CONSEGNA — Puoi trascrivere per intero, parola per parola, l'editoriale sulla sentenza della Consulta riguardante la legge «spazzacorrotti»?

ESTRATTO SCELTO —
↓↓↓

EDITORIALE – Su queste pagine digitali l’argomento è stato già affrontato, anche a livello di resoconto giudiziario locale, ma credo che in questi giorni in cui le cronache sono “intasate” dal coronavirus è opportuno non perdere l’occasione di fare un approfondimento ulteriore.
Intanto, si ribadisce che la Corte Costituzionale ha depositato il 26 febbraio scorso le motivazioni della sentenza n. 32/2020, con la quale la Consulta ha dichiarato illegittima l’applicazione retroattiva della legge n. 3/2019 (cd. “spazzacorrotti”) nella misura in cui estendeva alla maggior parte dei reati contro la pubblica amministrazione le preclusioni alle misure alternative alla detenzione, già previste dall’articolo 4-bis dell’Ordinamento penitenziario per i reati di criminalità organizzata.

↑↑↑

VOCI FORNITE —

↓↓↓

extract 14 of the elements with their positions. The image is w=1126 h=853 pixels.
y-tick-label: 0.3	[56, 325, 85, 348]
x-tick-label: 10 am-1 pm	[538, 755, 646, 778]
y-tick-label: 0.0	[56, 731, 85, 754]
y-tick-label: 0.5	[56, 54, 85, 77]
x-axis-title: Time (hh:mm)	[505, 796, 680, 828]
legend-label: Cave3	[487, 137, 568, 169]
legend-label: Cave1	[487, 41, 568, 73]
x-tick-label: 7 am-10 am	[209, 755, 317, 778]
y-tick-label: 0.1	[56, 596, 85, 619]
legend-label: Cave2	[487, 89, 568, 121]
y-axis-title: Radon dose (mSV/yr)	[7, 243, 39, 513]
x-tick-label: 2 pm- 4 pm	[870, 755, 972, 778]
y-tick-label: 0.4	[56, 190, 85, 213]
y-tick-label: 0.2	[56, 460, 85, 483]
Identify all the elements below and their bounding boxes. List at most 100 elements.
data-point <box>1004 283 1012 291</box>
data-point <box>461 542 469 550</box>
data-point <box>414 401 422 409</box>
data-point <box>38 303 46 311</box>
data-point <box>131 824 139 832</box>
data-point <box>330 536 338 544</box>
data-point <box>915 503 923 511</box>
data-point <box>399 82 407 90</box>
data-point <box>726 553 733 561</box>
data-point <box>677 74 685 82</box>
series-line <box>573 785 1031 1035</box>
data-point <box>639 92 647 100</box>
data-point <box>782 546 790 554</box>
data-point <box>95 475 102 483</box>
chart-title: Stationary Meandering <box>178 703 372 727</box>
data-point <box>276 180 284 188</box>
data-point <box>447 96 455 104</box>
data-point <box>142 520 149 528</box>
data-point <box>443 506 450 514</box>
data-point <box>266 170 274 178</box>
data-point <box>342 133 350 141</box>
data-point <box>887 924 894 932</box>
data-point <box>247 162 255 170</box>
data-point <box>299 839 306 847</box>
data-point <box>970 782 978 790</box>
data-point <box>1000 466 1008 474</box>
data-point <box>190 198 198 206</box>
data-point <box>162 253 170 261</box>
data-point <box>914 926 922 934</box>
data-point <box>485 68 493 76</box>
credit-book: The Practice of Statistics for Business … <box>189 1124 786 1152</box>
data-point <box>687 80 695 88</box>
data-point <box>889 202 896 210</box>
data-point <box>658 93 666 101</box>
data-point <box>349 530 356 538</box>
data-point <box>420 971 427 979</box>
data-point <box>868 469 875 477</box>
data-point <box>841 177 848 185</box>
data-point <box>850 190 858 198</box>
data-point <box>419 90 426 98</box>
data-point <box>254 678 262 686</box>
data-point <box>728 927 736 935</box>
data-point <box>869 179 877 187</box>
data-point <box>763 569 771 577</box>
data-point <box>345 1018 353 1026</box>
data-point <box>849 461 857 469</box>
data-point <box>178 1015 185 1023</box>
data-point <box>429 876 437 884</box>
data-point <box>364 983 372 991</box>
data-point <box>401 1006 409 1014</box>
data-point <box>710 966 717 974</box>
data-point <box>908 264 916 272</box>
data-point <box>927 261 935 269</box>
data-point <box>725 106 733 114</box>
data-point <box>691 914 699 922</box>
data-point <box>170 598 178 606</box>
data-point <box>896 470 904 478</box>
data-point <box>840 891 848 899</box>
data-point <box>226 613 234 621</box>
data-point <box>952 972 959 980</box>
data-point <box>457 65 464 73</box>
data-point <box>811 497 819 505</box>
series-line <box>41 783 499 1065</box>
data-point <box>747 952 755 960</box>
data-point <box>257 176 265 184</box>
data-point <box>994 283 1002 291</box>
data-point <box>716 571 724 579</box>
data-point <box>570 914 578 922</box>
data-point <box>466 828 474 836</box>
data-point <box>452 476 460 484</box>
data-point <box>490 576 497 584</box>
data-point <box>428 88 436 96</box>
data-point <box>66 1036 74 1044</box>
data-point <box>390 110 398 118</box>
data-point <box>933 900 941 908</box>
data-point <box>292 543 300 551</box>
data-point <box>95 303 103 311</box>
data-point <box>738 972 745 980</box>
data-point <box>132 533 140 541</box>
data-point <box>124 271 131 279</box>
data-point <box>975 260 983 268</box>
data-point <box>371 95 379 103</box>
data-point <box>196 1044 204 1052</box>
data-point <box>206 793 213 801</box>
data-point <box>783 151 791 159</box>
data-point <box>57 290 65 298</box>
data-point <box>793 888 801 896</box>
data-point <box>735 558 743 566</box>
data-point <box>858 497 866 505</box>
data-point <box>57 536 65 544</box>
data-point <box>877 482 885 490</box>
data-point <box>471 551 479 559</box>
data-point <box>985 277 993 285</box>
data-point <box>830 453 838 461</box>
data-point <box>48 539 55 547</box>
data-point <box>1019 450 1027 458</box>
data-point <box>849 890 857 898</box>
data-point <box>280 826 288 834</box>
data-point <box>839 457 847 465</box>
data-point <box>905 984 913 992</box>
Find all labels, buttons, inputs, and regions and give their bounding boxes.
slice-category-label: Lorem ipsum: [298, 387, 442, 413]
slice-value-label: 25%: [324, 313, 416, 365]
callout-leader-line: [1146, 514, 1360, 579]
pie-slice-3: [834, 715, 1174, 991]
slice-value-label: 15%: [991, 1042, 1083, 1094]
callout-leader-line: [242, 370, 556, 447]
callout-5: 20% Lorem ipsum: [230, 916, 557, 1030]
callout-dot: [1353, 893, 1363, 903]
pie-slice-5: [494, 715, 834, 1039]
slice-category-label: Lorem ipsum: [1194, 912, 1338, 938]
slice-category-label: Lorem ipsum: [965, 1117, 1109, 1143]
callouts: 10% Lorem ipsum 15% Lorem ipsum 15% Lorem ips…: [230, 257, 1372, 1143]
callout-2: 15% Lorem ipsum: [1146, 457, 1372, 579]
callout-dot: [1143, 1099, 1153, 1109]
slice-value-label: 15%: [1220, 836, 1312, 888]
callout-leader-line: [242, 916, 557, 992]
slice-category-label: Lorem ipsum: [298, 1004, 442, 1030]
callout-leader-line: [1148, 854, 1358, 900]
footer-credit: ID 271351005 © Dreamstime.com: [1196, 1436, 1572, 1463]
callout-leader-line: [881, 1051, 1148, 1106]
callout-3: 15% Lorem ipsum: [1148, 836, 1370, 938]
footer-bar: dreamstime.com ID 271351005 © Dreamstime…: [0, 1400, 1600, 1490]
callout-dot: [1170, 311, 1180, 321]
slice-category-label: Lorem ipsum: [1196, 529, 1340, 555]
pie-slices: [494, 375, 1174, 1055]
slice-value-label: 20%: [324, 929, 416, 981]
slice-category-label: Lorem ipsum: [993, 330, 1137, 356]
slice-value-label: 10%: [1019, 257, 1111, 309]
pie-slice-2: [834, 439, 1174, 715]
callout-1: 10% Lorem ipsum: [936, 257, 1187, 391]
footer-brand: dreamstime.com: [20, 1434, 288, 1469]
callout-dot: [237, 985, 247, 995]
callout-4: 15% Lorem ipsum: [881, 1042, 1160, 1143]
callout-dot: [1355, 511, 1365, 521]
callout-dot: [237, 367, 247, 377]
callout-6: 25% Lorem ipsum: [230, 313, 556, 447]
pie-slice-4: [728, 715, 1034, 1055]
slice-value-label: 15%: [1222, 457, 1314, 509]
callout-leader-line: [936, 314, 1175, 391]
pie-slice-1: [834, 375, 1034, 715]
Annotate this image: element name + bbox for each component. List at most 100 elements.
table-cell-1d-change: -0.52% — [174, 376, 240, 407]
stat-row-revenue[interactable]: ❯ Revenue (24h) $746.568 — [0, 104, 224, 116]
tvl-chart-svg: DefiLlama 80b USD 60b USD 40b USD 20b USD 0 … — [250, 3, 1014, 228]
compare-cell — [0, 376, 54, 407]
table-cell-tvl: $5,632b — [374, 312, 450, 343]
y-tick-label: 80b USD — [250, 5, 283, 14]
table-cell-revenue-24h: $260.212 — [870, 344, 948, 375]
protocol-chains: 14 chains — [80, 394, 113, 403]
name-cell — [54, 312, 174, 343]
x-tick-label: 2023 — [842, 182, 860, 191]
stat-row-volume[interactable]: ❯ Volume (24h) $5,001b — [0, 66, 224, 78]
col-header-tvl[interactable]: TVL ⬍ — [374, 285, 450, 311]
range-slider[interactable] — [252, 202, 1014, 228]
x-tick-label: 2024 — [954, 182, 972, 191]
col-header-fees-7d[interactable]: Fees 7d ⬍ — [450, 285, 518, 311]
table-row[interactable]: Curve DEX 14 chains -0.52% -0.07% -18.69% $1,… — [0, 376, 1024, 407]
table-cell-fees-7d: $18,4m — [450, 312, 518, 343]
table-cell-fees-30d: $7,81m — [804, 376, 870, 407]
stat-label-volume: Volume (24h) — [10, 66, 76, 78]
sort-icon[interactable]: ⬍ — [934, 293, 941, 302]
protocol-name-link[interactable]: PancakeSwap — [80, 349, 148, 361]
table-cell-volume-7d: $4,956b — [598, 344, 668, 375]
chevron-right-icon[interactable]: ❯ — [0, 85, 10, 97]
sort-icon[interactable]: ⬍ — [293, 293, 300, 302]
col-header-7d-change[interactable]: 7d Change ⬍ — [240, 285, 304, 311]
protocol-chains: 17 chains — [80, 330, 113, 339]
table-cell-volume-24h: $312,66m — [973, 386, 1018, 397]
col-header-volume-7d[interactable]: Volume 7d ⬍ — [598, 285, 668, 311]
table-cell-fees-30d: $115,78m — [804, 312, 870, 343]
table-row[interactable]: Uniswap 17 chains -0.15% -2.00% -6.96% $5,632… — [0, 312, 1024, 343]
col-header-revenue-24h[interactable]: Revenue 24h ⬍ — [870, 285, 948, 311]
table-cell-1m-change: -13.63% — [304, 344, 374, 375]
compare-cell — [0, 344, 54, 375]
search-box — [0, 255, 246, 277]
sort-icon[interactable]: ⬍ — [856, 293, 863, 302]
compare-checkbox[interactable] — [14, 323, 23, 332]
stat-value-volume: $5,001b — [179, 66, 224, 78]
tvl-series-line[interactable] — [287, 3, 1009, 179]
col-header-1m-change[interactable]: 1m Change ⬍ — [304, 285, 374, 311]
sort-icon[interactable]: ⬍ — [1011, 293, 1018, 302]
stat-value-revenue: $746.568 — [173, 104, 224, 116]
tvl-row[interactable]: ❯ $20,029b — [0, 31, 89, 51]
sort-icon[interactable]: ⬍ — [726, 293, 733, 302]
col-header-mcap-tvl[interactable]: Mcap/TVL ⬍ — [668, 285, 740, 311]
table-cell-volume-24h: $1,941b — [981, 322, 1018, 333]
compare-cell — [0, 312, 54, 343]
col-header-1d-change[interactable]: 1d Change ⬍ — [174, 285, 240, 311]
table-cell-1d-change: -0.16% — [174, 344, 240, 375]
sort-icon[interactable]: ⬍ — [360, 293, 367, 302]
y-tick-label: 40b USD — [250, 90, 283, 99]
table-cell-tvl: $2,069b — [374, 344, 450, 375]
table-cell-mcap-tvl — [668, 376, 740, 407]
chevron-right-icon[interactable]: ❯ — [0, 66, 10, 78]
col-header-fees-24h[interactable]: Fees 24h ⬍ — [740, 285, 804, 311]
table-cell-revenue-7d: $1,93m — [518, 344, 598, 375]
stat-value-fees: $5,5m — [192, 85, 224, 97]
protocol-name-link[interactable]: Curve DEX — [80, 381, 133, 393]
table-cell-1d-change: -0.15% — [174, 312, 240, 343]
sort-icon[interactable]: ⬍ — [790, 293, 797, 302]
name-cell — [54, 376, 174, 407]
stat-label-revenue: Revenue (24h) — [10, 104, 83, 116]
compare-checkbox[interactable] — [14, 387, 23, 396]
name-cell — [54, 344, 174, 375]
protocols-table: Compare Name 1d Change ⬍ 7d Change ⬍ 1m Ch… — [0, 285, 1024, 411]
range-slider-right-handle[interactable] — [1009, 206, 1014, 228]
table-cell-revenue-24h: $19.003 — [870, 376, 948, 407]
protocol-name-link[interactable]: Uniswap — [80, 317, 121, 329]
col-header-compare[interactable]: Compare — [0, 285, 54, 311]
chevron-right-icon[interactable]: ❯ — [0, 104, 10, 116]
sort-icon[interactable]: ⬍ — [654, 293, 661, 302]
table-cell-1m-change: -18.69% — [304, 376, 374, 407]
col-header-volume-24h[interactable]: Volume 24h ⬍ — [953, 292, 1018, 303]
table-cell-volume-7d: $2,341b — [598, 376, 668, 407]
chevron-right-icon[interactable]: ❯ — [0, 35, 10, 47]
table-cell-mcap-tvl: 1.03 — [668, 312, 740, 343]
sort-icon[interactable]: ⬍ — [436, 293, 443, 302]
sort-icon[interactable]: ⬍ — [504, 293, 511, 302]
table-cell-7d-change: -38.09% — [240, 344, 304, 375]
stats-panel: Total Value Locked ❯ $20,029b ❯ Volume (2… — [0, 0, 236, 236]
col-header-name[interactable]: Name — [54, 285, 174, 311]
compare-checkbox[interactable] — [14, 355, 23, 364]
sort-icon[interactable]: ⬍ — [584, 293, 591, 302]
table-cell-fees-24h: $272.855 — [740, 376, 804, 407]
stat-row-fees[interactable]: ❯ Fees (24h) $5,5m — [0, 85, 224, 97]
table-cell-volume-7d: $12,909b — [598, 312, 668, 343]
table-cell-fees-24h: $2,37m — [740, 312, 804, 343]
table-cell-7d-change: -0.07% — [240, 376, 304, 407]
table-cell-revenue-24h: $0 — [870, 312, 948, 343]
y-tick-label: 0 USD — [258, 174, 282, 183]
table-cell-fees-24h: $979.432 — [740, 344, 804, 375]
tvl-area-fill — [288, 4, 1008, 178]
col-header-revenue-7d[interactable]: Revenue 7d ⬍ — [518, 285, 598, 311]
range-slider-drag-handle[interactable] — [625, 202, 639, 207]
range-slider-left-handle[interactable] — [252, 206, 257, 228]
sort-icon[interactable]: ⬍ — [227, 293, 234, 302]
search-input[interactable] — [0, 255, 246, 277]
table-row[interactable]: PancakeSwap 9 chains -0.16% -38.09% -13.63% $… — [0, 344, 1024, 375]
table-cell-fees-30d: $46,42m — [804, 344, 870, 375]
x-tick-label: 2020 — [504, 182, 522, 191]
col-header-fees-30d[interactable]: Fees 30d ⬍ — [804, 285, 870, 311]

↑↑↑

RISULTATO —
EDITORIALE – Su queste pagine digitali l’argomento è stato già affrontato, anche a livello di resoconto giudiziario locale, ma credo che in questi giorni in cui le cronache sono “intasate” dal coronavirus è opportuno non perdere l’occasione di fare un approfondimento ulteriore.
Intanto, si ribadisce che la Corte Costituzionale ha depositato il 26 febbraio scorso le motivazioni della sentenza n. 32/2020, con la quale la Consulta ha dichiarato illegittima l’applicazione retroattiva della legge n. 3/2019 (cd. “spazzacorrotti”) nella misura in cui estendeva alla maggior parte dei reati contro la pubblica amministrazione le preclusioni alle misure alternative alla detenzione, già previste dall’articolo 4-bis dell’Ordinamento penitenziario per i reati di criminalità organizzata.